* REQUEST *
Give the number of lines that contain the string "every", please, and nothing else.

* DATA FOR THIS TASK *

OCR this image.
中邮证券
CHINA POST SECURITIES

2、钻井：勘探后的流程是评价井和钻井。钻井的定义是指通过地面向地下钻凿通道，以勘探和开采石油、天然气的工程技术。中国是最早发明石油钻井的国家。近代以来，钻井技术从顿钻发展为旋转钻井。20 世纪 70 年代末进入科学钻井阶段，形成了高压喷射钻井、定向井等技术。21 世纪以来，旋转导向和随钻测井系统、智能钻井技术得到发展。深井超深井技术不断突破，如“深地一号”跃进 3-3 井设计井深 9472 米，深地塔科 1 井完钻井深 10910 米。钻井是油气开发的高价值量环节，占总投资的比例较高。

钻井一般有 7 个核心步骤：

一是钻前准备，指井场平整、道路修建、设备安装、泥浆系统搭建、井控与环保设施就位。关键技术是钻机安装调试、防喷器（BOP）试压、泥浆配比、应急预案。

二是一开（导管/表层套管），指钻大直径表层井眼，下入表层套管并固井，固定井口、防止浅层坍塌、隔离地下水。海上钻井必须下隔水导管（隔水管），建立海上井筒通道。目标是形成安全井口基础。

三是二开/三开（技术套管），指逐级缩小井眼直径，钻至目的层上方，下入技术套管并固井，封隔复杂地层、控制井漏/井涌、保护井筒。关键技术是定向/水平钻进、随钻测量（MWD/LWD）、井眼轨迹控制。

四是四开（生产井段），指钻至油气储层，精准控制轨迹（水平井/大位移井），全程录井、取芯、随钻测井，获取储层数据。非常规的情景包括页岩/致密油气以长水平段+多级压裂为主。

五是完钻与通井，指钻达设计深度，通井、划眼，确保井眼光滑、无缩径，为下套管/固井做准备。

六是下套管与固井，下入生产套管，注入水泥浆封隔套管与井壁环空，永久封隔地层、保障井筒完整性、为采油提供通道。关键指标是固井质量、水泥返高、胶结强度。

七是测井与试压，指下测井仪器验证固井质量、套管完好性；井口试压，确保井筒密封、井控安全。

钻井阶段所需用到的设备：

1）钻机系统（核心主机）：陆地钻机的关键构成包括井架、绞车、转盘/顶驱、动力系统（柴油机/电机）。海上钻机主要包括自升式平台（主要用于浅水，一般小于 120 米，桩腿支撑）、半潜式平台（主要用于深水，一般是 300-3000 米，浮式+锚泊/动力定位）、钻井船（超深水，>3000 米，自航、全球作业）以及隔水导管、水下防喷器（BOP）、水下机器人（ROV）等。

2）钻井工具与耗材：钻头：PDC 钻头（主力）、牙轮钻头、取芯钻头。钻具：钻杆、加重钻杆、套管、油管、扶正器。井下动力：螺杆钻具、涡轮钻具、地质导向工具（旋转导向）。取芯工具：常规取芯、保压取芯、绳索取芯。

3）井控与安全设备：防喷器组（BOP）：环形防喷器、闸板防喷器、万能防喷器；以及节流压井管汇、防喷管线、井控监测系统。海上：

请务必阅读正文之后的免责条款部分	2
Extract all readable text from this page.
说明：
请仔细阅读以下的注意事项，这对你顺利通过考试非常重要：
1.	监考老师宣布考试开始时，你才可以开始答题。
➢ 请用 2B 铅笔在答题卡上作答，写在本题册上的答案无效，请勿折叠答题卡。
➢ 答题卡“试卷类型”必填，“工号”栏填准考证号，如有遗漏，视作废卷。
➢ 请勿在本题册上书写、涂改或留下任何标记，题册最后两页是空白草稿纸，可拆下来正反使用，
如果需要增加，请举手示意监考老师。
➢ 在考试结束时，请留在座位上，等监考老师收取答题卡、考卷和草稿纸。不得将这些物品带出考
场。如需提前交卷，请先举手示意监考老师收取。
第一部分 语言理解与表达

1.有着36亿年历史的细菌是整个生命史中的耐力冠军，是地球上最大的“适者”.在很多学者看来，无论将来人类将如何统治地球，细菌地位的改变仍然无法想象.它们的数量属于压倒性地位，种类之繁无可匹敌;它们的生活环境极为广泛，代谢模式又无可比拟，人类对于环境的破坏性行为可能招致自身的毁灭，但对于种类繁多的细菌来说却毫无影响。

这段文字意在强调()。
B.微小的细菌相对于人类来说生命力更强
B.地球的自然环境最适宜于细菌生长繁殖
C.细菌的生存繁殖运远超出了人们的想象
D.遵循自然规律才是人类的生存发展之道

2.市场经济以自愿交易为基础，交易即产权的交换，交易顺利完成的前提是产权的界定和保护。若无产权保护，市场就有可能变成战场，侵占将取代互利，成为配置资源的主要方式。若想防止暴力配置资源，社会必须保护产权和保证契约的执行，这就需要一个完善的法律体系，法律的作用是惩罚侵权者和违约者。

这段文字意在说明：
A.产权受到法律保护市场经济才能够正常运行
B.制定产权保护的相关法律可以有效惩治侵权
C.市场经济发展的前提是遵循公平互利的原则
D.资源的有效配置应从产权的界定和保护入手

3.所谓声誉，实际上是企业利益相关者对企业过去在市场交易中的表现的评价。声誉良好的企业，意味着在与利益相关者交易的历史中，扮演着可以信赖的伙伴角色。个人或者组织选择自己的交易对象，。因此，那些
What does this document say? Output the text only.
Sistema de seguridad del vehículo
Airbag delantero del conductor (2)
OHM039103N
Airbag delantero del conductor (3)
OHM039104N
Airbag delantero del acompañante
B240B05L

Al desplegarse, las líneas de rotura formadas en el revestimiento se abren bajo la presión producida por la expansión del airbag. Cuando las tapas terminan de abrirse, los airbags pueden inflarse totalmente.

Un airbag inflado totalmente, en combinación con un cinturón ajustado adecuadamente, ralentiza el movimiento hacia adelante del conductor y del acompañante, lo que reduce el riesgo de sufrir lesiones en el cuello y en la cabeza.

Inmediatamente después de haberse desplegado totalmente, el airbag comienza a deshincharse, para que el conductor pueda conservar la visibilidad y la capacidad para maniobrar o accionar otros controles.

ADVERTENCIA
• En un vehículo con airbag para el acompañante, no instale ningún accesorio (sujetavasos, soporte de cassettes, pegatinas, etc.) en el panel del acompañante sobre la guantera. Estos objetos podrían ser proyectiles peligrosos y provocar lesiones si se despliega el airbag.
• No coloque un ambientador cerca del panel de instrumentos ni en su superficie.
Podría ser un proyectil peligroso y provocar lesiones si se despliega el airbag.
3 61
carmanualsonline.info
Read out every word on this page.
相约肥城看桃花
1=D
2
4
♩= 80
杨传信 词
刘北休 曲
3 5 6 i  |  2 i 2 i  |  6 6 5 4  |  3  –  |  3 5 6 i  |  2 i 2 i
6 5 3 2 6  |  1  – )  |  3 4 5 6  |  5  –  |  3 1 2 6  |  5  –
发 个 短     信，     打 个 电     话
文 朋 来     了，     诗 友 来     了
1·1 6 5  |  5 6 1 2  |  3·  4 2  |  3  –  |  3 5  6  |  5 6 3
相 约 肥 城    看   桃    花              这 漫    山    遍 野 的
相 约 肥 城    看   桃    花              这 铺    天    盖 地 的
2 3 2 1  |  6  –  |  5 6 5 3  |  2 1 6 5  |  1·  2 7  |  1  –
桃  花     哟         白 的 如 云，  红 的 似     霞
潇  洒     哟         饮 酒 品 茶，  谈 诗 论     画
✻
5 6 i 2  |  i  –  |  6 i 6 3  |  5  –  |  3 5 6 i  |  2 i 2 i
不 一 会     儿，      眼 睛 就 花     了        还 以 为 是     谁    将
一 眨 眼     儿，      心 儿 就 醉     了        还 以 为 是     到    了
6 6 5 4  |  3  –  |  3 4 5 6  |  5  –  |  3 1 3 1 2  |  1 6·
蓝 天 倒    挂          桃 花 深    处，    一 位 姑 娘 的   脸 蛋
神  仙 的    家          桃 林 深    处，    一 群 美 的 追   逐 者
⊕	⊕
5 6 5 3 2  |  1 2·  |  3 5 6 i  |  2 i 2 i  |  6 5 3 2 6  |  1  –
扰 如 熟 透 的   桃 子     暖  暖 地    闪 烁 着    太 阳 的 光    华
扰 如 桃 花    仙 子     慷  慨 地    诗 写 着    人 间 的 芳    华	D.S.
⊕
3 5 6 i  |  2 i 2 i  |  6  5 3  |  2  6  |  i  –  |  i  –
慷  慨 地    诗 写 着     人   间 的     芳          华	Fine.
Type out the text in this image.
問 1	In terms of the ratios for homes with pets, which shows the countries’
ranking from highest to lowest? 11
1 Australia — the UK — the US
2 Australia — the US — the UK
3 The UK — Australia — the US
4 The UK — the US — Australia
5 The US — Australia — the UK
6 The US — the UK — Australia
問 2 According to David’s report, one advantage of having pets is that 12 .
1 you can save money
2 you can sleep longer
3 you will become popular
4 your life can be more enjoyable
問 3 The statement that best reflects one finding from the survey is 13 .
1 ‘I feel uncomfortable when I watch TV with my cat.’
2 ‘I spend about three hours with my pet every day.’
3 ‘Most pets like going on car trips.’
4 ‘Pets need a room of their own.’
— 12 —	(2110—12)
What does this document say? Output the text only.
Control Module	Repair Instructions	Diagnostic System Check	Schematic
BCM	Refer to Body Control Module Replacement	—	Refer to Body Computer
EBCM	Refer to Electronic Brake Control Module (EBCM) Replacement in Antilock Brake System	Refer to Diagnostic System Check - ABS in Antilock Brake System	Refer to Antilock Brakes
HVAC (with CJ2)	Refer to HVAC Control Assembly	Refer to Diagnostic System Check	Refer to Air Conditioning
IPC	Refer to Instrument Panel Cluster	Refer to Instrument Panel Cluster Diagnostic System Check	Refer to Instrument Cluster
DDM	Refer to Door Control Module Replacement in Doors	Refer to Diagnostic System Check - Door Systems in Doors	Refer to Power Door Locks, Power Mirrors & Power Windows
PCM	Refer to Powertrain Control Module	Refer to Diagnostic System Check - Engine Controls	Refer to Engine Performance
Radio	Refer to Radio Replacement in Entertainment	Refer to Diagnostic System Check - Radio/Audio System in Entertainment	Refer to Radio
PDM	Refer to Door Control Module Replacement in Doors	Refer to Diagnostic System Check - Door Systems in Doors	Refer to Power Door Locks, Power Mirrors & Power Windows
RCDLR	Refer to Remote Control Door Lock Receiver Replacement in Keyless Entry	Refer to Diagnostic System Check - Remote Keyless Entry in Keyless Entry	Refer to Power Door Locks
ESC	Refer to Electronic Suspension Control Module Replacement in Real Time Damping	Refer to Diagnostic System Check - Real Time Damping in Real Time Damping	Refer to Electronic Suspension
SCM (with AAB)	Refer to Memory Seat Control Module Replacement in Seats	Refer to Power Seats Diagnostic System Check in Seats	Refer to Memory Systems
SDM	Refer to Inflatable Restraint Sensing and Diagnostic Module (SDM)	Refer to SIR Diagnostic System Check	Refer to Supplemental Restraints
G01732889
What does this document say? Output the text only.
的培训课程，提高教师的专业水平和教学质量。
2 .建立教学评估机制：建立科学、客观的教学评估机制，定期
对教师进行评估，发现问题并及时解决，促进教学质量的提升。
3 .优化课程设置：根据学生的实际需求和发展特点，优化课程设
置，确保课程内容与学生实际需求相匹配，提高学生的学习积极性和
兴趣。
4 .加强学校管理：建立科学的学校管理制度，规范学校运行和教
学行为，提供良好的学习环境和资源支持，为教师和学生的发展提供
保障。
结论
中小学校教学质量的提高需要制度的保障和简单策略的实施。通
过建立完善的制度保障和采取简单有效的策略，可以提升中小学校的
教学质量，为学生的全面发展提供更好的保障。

* SOLUTION FOR THIS EXERCISE *
2